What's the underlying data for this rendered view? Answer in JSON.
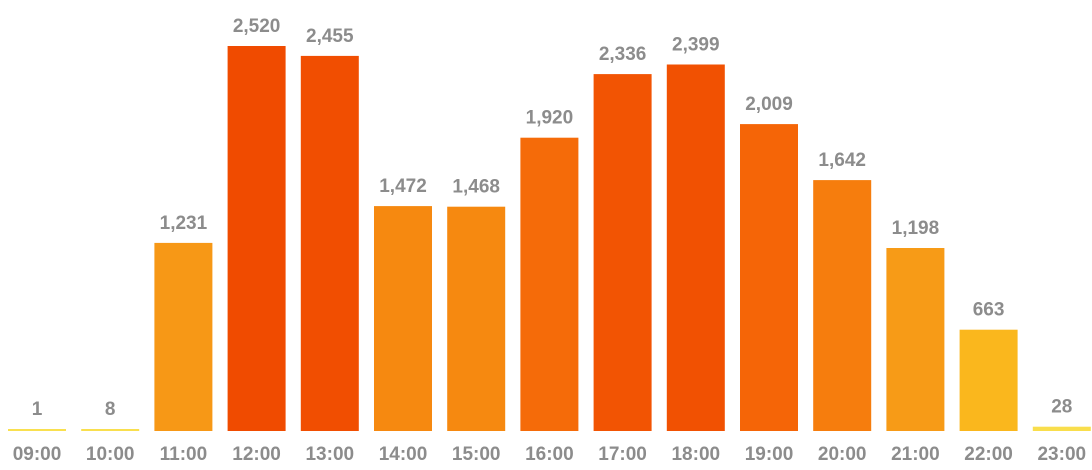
{
  "chart_data": {
    "type": "bar",
    "title": "",
    "xlabel": "",
    "ylabel": "",
    "categories": [
      "09:00",
      "10:00",
      "11:00",
      "12:00",
      "13:00",
      "14:00",
      "15:00",
      "16:00",
      "17:00",
      "18:00",
      "19:00",
      "20:00",
      "21:00",
      "22:00",
      "23:00"
    ],
    "values": [
      1,
      8,
      1231,
      2520,
      2455,
      1472,
      1468,
      1920,
      2336,
      2399,
      2009,
      1642,
      1198,
      663,
      28
    ],
    "data_labels": [
      "1",
      "8",
      "1,231",
      "2,520",
      "2,455",
      "1,472",
      "1,468",
      "1,920",
      "2,336",
      "2,399",
      "2,009",
      "1,642",
      "1,198",
      "663",
      "28"
    ],
    "ylim": [
      0,
      2520
    ],
    "grid": false,
    "legend": "none",
    "color_scale": [
      "#f9e04f",
      "#fbbe1e",
      "#f8a71c",
      "#f6860f",
      "#f56507",
      "#f04b00"
    ]
  }
}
□ □ □
■ **PROBLEM STATEMENT**: Leave the pictures out and copy the rest of the data exactly.

■ **WRITTEN SOLUTION**:
What's the underlying data for this rendered view? Answer in JSON.
{
  "chart_data": {
    "type": "bar",
    "title": "",
    "xlabel": "",
    "ylabel": "",
    "categories": [
      "09:00",
      "10:00",
      "11:00",
      "12:00",
      "13:00",
      "14:00",
      "15:00",
      "16:00",
      "17:00",
      "18:00",
      "19:00",
      "20:00",
      "21:00",
      "22:00",
      "23:00"
    ],
    "values": [
      1,
      8,
      1231,
      2520,
      2455,
      1472,
      1468,
      1920,
      2336,
      2399,
      2009,
      1642,
      1198,
      663,
      28
    ],
    "data_labels": [
      "1",
      "8",
      "1,231",
      "2,520",
      "2,455",
      "1,472",
      "1,468",
      "1,920",
      "2,336",
      "2,399",
      "2,009",
      "1,642",
      "1,198",
      "663",
      "28"
    ],
    "ylim": [
      0,
      2520
    ],
    "grid": false,
    "legend": "none",
    "color_scale": [
      "#f9e04f",
      "#fbbe1e",
      "#f8a71c",
      "#f6860f",
      "#f56507",
      "#f04b00"
    ]
  }
}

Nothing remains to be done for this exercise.